▶ **INPUT**:
• • • •
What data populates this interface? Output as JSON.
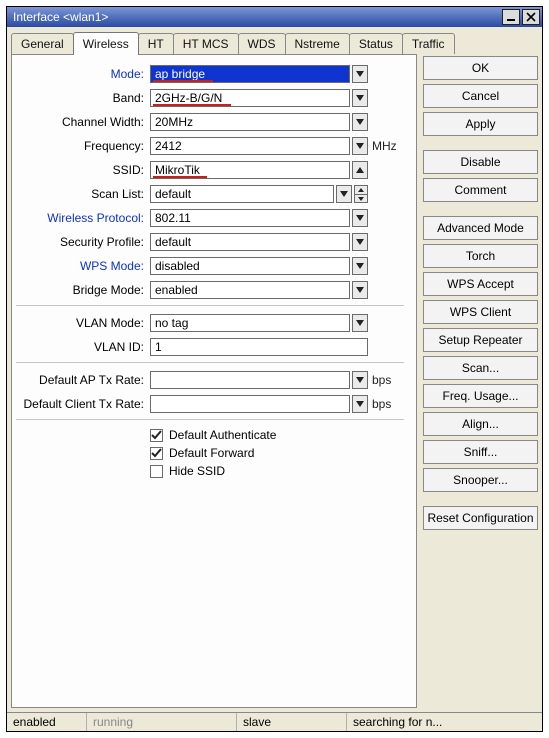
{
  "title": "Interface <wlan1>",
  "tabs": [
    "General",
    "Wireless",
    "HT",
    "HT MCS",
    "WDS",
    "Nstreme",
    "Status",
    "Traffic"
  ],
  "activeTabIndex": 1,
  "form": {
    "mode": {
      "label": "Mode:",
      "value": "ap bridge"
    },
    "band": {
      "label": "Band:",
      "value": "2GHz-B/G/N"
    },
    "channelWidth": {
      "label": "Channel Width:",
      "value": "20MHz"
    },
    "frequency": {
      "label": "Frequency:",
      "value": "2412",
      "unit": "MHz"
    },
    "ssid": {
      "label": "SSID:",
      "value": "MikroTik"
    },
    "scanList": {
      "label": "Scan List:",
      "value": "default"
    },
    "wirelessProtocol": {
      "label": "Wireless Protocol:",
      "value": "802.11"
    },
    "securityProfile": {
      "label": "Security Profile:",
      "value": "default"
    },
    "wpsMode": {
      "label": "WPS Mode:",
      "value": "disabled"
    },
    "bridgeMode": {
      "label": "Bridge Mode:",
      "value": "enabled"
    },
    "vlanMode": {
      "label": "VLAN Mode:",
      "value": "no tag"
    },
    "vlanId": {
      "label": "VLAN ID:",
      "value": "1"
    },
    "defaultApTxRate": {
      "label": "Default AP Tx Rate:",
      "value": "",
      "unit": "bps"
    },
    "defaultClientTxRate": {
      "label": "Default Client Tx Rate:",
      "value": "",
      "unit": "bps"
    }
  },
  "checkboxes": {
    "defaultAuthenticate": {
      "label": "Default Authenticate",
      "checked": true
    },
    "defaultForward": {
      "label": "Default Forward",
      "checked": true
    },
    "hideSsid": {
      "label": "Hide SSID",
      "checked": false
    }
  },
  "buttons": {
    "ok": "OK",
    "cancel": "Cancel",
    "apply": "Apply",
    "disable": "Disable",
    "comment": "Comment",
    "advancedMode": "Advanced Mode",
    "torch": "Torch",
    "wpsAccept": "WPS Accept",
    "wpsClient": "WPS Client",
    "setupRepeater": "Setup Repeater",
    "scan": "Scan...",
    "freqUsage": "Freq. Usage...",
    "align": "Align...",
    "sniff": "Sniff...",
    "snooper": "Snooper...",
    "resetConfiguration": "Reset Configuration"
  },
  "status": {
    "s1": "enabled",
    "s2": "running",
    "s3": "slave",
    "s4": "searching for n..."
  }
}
• • • •
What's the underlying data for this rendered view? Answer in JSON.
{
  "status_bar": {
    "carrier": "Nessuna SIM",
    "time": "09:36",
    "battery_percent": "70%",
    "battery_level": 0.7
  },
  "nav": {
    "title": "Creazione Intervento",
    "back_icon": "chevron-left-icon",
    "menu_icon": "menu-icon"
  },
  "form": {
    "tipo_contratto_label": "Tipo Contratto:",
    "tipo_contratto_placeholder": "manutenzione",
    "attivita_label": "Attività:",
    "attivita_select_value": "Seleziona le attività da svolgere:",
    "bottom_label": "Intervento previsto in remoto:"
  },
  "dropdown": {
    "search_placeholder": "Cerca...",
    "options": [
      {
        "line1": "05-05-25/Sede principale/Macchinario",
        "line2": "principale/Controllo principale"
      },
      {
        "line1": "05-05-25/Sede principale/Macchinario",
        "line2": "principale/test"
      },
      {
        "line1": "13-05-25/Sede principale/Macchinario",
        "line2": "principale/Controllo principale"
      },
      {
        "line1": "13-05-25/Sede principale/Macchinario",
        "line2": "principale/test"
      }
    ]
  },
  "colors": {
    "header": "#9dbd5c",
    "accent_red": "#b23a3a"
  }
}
• • • •
▶ **SET TASK**: Copy each line from the data above that includes "this".

▶ **TASK RESPONSE**:
What data populates this interface? Output as JSON.
What's the underlying data for this rendered view? Answer in JSON.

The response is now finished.